[Stored data]

(begin)

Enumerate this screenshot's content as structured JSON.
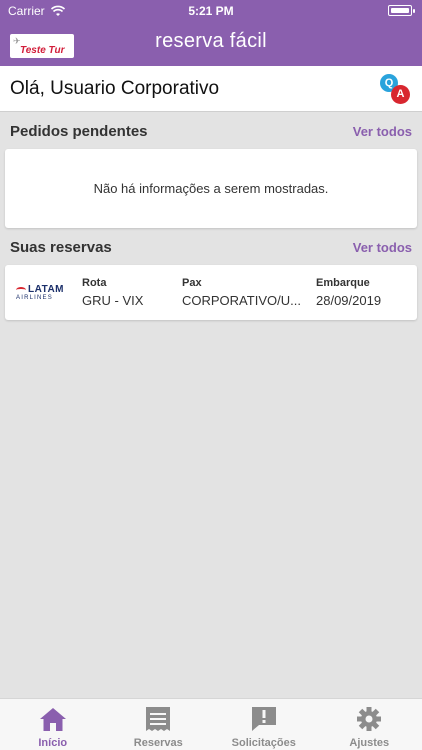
{
  "status_bar": {
    "carrier": "Carrier",
    "time": "5:21 PM"
  },
  "header": {
    "logo_text": "Teste Tur",
    "brand": "reserva fácil"
  },
  "greeting": {
    "text": "Olá, Usuario Corporativo"
  },
  "qa_badge": {
    "q": "Q",
    "a": "A"
  },
  "pending": {
    "title": "Pedidos pendentes",
    "see_all": "Ver todos",
    "empty_message": "Não há informações a serem mostradas."
  },
  "reservations": {
    "title": "Suas reservas",
    "see_all": "Ver todos",
    "items": [
      {
        "airline_logo": "LATAM",
        "airline_sub": "AIRLINES",
        "route_label": "Rota",
        "route": "GRU - VIX",
        "pax_label": "Pax",
        "pax": "CORPORATIVO/U...",
        "boarding_label": "Embarque",
        "boarding": "28/09/2019"
      }
    ]
  },
  "tabs": [
    {
      "label": "Início",
      "icon": "home-icon",
      "active": true
    },
    {
      "label": "Reservas",
      "icon": "receipt-icon",
      "active": false
    },
    {
      "label": "Solicitações",
      "icon": "alert-message-icon",
      "active": false
    },
    {
      "label": "Ajustes",
      "icon": "gear-icon",
      "active": false
    }
  ],
  "colors": {
    "accent": "#8a5fae",
    "background": "#e3e3e3",
    "tab_inactive": "#8c8c8c"
  }
}
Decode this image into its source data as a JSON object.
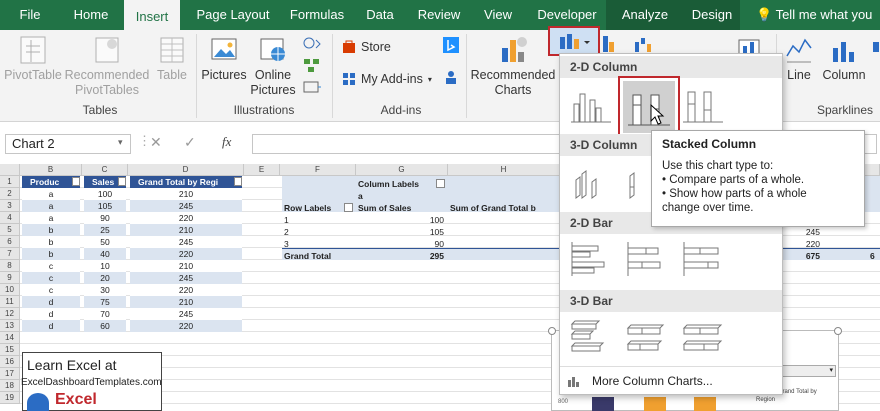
{
  "tabs": [
    "File",
    "Home",
    "Insert",
    "Page Layout",
    "Formulas",
    "Data",
    "Review",
    "View",
    "Developer",
    "Analyze",
    "Design"
  ],
  "tell_me": "Tell me what you w",
  "ribbon": {
    "pivot_table": "PivotTable",
    "recommended_pivot_1": "Recommended",
    "recommended_pivot_2": "PivotTables",
    "table": "Table",
    "pictures": "Pictures",
    "online_1": "Online",
    "online_2": "Pictures",
    "store": "Store",
    "my_addins": "My Add-ins",
    "rec_charts_1": "Recommended",
    "rec_charts_2": "Charts",
    "line": "Line",
    "column": "Column",
    "groups": {
      "tables": "Tables",
      "illustrations": "Illustrations",
      "addins": "Add-ins",
      "sparklines": "Sparklines"
    }
  },
  "name_box": "Chart 2",
  "fx": "fx",
  "columns": [
    "B",
    "C",
    "D",
    "E",
    "F",
    "G",
    "H"
  ],
  "rows": [
    "1",
    "2",
    "3",
    "4",
    "5",
    "6",
    "7",
    "8",
    "9",
    "10",
    "11",
    "12",
    "13",
    "14",
    "15",
    "16",
    "17",
    "18",
    "19"
  ],
  "table": {
    "headers": [
      "Produc",
      "Sales",
      "Grand Total by Regi"
    ],
    "rows": [
      [
        "a",
        "100",
        "210"
      ],
      [
        "a",
        "105",
        "245"
      ],
      [
        "a",
        "90",
        "220"
      ],
      [
        "b",
        "25",
        "210"
      ],
      [
        "b",
        "50",
        "245"
      ],
      [
        "b",
        "40",
        "220"
      ],
      [
        "c",
        "10",
        "210"
      ],
      [
        "c",
        "20",
        "245"
      ],
      [
        "c",
        "30",
        "220"
      ],
      [
        "d",
        "75",
        "210"
      ],
      [
        "d",
        "70",
        "245"
      ],
      [
        "d",
        "60",
        "220"
      ]
    ]
  },
  "pivot": {
    "column_labels": "Column Labels",
    "a": "a",
    "row_labels": "Row Labels",
    "sum_sales": "Sum of Sales",
    "sum_grand": "Sum of Grand Total b",
    "rows": [
      [
        "1",
        "100"
      ],
      [
        "2",
        "105"
      ],
      [
        "3",
        "90"
      ]
    ],
    "grand_total": "Grand Total",
    "grand_value": "295",
    "right_vals": [
      "245",
      "220"
    ],
    "right_total": "675",
    "right_edge": "6"
  },
  "promo": {
    "line1": "Learn Excel at",
    "line2": "ExcelDashboardTemplates.com",
    "logo": "Excel"
  },
  "dropdown": {
    "sections": [
      "2-D Column",
      "3-D Column",
      "2-D Bar",
      "3-D Bar"
    ],
    "more": "More Column Charts..."
  },
  "tooltip": {
    "title": "Stacked Column",
    "line1": "Use this chart type to:",
    "line2": "• Compare parts of a whole.",
    "line3": "• Show how parts of a whole",
    "line4": "change over time."
  },
  "chart_peek": {
    "axis": "800",
    "legend_1": "= Sum of Grand Total by",
    "legend_2": "Region"
  },
  "colors": {
    "excel_green": "#217346",
    "highlight_red": "#c0282d",
    "table_header": "#2f5496"
  }
}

(end)

-- Short problem --
Without the pictures, print the whole listing exactly as given.

-- Exercise result --
Enumerate this screenshot's content as structured JSON.
{
  "status_bar": {
    "carrier": "Carrier",
    "time": "5:21 PM"
  },
  "header": {
    "logo_text": "Teste Tur",
    "brand": "reserva fácil"
  },
  "greeting": {
    "text": "Olá, Usuario Corporativo"
  },
  "qa_badge": {
    "q": "Q",
    "a": "A"
  },
  "pending": {
    "title": "Pedidos pendentes",
    "see_all": "Ver todos",
    "empty_message": "Não há informações a serem mostradas."
  },
  "reservations": {
    "title": "Suas reservas",
    "see_all": "Ver todos",
    "items": [
      {
        "airline_logo": "LATAM",
        "airline_sub": "AIRLINES",
        "route_label": "Rota",
        "route": "GRU - VIX",
        "pax_label": "Pax",
        "pax": "CORPORATIVO/U...",
        "boarding_label": "Embarque",
        "boarding": "28/09/2019"
      }
    ]
  },
  "tabs": [
    {
      "label": "Início",
      "icon": "home-icon",
      "active": true
    },
    {
      "label": "Reservas",
      "icon": "receipt-icon",
      "active": false
    },
    {
      "label": "Solicitações",
      "icon": "alert-message-icon",
      "active": false
    },
    {
      "label": "Ajustes",
      "icon": "gear-icon",
      "active": false
    }
  ],
  "colors": {
    "accent": "#8a5fae",
    "background": "#e3e3e3",
    "tab_inactive": "#8c8c8c"
  }
}
Decode this image into its source data as a JSON object.
{
  "tabs": [
    "File",
    "Home",
    "Insert",
    "Page Layout",
    "Formulas",
    "Data",
    "Review",
    "View",
    "Developer",
    "Analyze",
    "Design"
  ],
  "tell_me": "Tell me what you w",
  "ribbon": {
    "pivot_table": "PivotTable",
    "recommended_pivot_1": "Recommended",
    "recommended_pivot_2": "PivotTables",
    "table": "Table",
    "pictures": "Pictures",
    "online_1": "Online",
    "online_2": "Pictures",
    "store": "Store",
    "my_addins": "My Add-ins",
    "rec_charts_1": "Recommended",
    "rec_charts_2": "Charts",
    "line": "Line",
    "column": "Column",
    "groups": {
      "tables": "Tables",
      "illustrations": "Illustrations",
      "addins": "Add-ins",
      "sparklines": "Sparklines"
    }
  },
  "name_box": "Chart 2",
  "fx": "fx",
  "columns": [
    "B",
    "C",
    "D",
    "E",
    "F",
    "G",
    "H"
  ],
  "rows": [
    "1",
    "2",
    "3",
    "4",
    "5",
    "6",
    "7",
    "8",
    "9",
    "10",
    "11",
    "12",
    "13",
    "14",
    "15",
    "16",
    "17",
    "18",
    "19"
  ],
  "table": {
    "headers": [
      "Produc",
      "Sales",
      "Grand Total by Regi"
    ],
    "rows": [
      [
        "a",
        "100",
        "210"
      ],
      [
        "a",
        "105",
        "245"
      ],
      [
        "a",
        "90",
        "220"
      ],
      [
        "b",
        "25",
        "210"
      ],
      [
        "b",
        "50",
        "245"
      ],
      [
        "b",
        "40",
        "220"
      ],
      [
        "c",
        "10",
        "210"
      ],
      [
        "c",
        "20",
        "245"
      ],
      [
        "c",
        "30",
        "220"
      ],
      [
        "d",
        "75",
        "210"
      ],
      [
        "d",
        "70",
        "245"
      ],
      [
        "d",
        "60",
        "220"
      ]
    ]
  },
  "pivot": {
    "column_labels": "Column Labels",
    "a": "a",
    "row_labels": "Row Labels",
    "sum_sales": "Sum of Sales",
    "sum_grand": "Sum of Grand Total b",
    "rows": [
      [
        "1",
        "100"
      ],
      [
        "2",
        "105"
      ],
      [
        "3",
        "90"
      ]
    ],
    "grand_total": "Grand Total",
    "grand_value": "295",
    "right_vals": [
      "245",
      "220"
    ],
    "right_total": "675",
    "right_edge": "6"
  },
  "promo": {
    "line1": "Learn Excel at",
    "line2": "ExcelDashboardTemplates.com",
    "logo": "Excel"
  },
  "dropdown": {
    "sections": [
      "2-D Column",
      "3-D Column",
      "2-D Bar",
      "3-D Bar"
    ],
    "more": "More Column Charts..."
  },
  "tooltip": {
    "title": "Stacked Column",
    "line1": "Use this chart type to:",
    "line2": "• Compare parts of a whole.",
    "line3": "• Show how parts of a whole",
    "line4": "change over time."
  },
  "chart_peek": {
    "axis": "800",
    "legend_1": "= Sum of Grand Total by",
    "legend_2": "Region"
  },
  "colors": {
    "excel_green": "#217346",
    "highlight_red": "#c0282d",
    "table_header": "#2f5496"
  }
}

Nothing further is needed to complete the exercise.